**Given task:** Transcribe the records in full, keeping every character as it is.

**Material to process:**
================
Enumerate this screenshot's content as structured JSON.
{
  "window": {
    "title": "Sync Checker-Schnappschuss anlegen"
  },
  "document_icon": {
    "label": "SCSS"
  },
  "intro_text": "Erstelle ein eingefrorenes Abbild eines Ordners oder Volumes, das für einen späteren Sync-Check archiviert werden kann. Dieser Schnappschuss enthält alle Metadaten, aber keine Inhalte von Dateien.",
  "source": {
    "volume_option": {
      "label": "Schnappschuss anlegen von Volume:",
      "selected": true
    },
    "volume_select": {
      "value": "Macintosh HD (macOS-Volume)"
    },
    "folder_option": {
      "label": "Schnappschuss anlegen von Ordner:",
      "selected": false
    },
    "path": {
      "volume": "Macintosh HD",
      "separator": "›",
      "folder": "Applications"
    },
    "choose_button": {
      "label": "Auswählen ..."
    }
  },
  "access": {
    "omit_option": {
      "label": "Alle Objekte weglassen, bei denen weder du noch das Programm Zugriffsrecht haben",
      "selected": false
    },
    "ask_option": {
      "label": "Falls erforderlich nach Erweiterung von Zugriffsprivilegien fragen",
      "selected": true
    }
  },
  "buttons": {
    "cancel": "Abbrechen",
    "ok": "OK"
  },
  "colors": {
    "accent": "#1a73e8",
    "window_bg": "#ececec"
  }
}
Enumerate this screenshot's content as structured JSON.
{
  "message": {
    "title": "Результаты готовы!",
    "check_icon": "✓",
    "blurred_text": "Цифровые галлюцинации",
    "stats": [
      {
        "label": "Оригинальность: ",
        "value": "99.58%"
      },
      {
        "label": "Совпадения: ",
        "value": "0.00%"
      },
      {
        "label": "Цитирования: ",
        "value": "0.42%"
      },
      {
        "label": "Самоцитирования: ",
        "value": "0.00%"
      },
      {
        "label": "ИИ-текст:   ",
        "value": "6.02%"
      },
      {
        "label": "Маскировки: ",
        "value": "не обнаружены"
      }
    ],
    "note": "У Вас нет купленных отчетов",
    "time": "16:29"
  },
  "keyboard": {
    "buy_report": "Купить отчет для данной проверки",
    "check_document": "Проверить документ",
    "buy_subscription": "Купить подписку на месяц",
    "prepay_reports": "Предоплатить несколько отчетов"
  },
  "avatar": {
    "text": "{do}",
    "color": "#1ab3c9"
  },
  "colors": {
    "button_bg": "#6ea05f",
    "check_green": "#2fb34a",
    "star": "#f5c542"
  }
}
================
**Response to this task:**
Enumerate this screenshot's content as structured JSON.
{
  "window": {
    "title": "Sync Checker-Schnappschuss anlegen"
  },
  "document_icon": {
    "label": "SCSS"
  },
  "intro_text": "Erstelle ein eingefrorenes Abbild eines Ordners oder Volumes, das für einen späteren Sync-Check archiviert werden kann. Dieser Schnappschuss enthält alle Metadaten, aber keine Inhalte von Dateien.",
  "source": {
    "volume_option": {
      "label": "Schnappschuss anlegen von Volume:",
      "selected": true
    },
    "volume_select": {
      "value": "Macintosh HD (macOS-Volume)"
    },
    "folder_option": {
      "label": "Schnappschuss anlegen von Ordner:",
      "selected": false
    },
    "path": {
      "volume": "Macintosh HD",
      "separator": "›",
      "folder": "Applications"
    },
    "choose_button": {
      "label": "Auswählen ..."
    }
  },
  "access": {
    "omit_option": {
      "label": "Alle Objekte weglassen, bei denen weder du noch das Programm Zugriffsrecht haben",
      "selected": false
    },
    "ask_option": {
      "label": "Falls erforderlich nach Erweiterung von Zugriffsprivilegien fragen",
      "selected": true
    }
  },
  "buttons": {
    "cancel": "Abbrechen",
    "ok": "OK"
  },
  "colors": {
    "accent": "#1a73e8",
    "window_bg": "#ececec"
  }
}
Enumerate this screenshot's content as structured JSON.
{
  "message": {
    "title": "Результаты готовы!",
    "check_icon": "✓",
    "blurred_text": "Цифровые галлюцинации",
    "stats": [
      {
        "label": "Оригинальность: ",
        "value": "99.58%"
      },
      {
        "label": "Совпадения: ",
        "value": "0.00%"
      },
      {
        "label": "Цитирования: ",
        "value": "0.42%"
      },
      {
        "label": "Самоцитирования: ",
        "value": "0.00%"
      },
      {
        "label": "ИИ-текст:   ",
        "value": "6.02%"
      },
      {
        "label": "Маскировки: ",
        "value": "не обнаружены"
      }
    ],
    "note": "У Вас нет купленных отчетов",
    "time": "16:29"
  },
  "keyboard": {
    "buy_report": "Купить отчет для данной проверки",
    "check_document": "Проверить документ",
    "buy_subscription": "Купить подписку на месяц",
    "prepay_reports": "Предоплатить несколько отчетов"
  },
  "avatar": {
    "text": "{do}",
    "color": "#1ab3c9"
  },
  "colors": {
    "button_bg": "#6ea05f",
    "check_green": "#2fb34a",
    "star": "#f5c542"
  }
}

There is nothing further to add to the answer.